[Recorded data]
= = = = = = =
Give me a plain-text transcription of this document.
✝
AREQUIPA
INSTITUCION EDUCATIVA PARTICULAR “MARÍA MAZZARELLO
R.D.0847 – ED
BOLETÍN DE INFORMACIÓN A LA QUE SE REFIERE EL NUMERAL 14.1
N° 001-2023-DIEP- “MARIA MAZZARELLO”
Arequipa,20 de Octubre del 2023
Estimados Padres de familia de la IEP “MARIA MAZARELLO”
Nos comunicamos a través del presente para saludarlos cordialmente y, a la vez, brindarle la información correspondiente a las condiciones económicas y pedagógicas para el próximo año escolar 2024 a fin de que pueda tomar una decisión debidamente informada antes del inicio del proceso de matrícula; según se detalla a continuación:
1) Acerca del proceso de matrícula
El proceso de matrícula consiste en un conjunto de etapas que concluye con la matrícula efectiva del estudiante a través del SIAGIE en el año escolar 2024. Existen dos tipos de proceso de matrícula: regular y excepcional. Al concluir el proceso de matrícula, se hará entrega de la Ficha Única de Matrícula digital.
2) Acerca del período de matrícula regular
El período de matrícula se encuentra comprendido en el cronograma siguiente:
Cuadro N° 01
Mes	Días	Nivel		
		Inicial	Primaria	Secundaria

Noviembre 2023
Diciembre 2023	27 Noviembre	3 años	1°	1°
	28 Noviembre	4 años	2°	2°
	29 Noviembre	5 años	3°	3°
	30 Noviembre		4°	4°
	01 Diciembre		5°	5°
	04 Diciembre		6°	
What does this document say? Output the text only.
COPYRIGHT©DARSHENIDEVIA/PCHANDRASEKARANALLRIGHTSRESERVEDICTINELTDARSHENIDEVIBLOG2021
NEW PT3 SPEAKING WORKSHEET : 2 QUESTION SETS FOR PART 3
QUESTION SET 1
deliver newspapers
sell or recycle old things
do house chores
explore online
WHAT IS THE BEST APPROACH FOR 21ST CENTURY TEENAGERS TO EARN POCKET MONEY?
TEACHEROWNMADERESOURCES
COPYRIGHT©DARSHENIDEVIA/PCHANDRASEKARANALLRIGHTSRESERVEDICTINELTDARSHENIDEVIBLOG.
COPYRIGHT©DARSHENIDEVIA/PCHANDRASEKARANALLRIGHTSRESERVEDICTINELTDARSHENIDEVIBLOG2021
= = = = = = =
Instructions for the task: Above are the records. Copy every line in them holding "período".

Answer:
2) Acerca del período de matrícula regular
El período de matrícula se encuentra comprendido en el cronograma siguiente:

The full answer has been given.